::: Material shown

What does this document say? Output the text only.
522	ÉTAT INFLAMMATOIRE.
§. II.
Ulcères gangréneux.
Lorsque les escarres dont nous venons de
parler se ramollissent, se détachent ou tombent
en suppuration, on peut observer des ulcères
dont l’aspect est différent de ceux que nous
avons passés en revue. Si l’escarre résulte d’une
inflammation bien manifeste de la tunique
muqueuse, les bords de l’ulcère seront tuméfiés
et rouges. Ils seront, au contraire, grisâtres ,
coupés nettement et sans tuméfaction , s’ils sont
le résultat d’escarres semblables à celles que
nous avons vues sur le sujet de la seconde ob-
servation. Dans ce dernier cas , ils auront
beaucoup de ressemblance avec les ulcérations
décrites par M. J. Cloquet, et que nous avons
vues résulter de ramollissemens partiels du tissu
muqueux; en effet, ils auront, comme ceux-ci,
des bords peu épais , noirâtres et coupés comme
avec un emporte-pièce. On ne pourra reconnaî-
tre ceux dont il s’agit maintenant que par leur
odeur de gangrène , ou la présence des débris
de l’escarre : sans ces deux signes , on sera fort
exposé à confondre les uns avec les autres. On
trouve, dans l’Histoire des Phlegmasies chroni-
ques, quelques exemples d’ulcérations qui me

::::::

→ Problem requirements:
Show every line of the listing in which the string "sans" can be found.

→ Exercise answer:
coupés nettement et sans tuméfaction , s’ils sont
de l’escarre : sans ces deux signes , on sera fort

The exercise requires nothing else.